Set problem:
Render every entry exactly as it appears.

# # # #

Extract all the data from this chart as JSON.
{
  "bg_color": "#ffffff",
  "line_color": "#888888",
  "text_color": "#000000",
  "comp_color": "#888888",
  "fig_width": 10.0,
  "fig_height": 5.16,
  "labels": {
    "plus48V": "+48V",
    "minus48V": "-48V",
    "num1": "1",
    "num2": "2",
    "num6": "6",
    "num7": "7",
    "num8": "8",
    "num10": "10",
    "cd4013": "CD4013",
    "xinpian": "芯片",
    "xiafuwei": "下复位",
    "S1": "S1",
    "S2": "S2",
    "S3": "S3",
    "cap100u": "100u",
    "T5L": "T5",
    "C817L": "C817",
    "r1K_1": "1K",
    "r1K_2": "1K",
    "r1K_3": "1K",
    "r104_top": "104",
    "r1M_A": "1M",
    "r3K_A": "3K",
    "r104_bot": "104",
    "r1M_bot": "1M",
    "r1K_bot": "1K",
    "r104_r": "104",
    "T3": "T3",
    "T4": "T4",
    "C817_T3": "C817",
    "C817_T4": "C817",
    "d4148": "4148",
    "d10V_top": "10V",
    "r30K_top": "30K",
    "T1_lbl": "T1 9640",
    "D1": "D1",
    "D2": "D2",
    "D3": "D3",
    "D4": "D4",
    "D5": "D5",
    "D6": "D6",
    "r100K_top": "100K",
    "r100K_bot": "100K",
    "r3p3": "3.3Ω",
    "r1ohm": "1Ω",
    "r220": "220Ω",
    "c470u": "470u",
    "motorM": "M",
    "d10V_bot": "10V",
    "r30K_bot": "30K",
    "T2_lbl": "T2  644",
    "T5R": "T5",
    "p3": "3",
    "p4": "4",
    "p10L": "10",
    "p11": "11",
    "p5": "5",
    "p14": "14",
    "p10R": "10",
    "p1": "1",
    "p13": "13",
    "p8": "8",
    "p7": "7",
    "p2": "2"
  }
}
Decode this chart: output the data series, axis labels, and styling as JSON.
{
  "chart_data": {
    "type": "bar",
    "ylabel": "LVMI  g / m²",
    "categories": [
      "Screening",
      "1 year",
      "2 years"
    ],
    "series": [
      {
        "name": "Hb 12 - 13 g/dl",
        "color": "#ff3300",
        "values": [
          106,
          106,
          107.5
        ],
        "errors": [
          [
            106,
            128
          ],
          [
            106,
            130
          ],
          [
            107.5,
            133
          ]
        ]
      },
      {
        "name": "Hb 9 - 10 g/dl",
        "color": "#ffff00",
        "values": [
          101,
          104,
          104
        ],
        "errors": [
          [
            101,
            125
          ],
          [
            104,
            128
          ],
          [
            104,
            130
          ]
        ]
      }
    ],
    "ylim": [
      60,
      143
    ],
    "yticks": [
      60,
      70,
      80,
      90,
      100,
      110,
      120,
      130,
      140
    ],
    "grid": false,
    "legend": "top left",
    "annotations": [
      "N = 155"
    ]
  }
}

# # # #

Result of the task:
Extract all the data from this chart as JSON.
{
  "bg_color": "#ffffff",
  "line_color": "#888888",
  "text_color": "#000000",
  "comp_color": "#888888",
  "fig_width": 10.0,
  "fig_height": 5.16,
  "labels": {
    "plus48V": "+48V",
    "minus48V": "-48V",
    "num1": "1",
    "num2": "2",
    "num6": "6",
    "num7": "7",
    "num8": "8",
    "num10": "10",
    "cd4013": "CD4013",
    "xinpian": "芯片",
    "xiafuwei": "下复位",
    "S1": "S1",
    "S2": "S2",
    "S3": "S3",
    "cap100u": "100u",
    "T5L": "T5",
    "C817L": "C817",
    "r1K_1": "1K",
    "r1K_2": "1K",
    "r1K_3": "1K",
    "r104_top": "104",
    "r1M_A": "1M",
    "r3K_A": "3K",
    "r104_bot": "104",
    "r1M_bot": "1M",
    "r1K_bot": "1K",
    "r104_r": "104",
    "T3": "T3",
    "T4": "T4",
    "C817_T3": "C817",
    "C817_T4": "C817",
    "d4148": "4148",
    "d10V_top": "10V",
    "r30K_top": "30K",
    "T1_lbl": "T1 9640",
    "D1": "D1",
    "D2": "D2",
    "D3": "D3",
    "D4": "D4",
    "D5": "D5",
    "D6": "D6",
    "r100K_top": "100K",
    "r100K_bot": "100K",
    "r3p3": "3.3Ω",
    "r1ohm": "1Ω",
    "r220": "220Ω",
    "c470u": "470u",
    "motorM": "M",
    "d10V_bot": "10V",
    "r30K_bot": "30K",
    "T2_lbl": "T2  644",
    "T5R": "T5",
    "p3": "3",
    "p4": "4",
    "p10L": "10",
    "p11": "11",
    "p5": "5",
    "p14": "14",
    "p10R": "10",
    "p1": "1",
    "p13": "13",
    "p8": "8",
    "p7": "7",
    "p2": "2"
  }
}
Decode this chart: output the data series, axis labels, and styling as JSON.
{
  "chart_data": {
    "type": "bar",
    "ylabel": "LVMI  g / m²",
    "categories": [
      "Screening",
      "1 year",
      "2 years"
    ],
    "series": [
      {
        "name": "Hb 12 - 13 g/dl",
        "color": "#ff3300",
        "values": [
          106,
          106,
          107.5
        ],
        "errors": [
          [
            106,
            128
          ],
          [
            106,
            130
          ],
          [
            107.5,
            133
          ]
        ]
      },
      {
        "name": "Hb 9 - 10 g/dl",
        "color": "#ffff00",
        "values": [
          101,
          104,
          104
        ],
        "errors": [
          [
            101,
            125
          ],
          [
            104,
            128
          ],
          [
            104,
            130
          ]
        ]
      }
    ],
    "ylim": [
      60,
      143
    ],
    "yticks": [
      60,
      70,
      80,
      90,
      100,
      110,
      120,
      130,
      140
    ],
    "grid": false,
    "legend": "top left",
    "annotations": [
      "N = 155"
    ]
  }
}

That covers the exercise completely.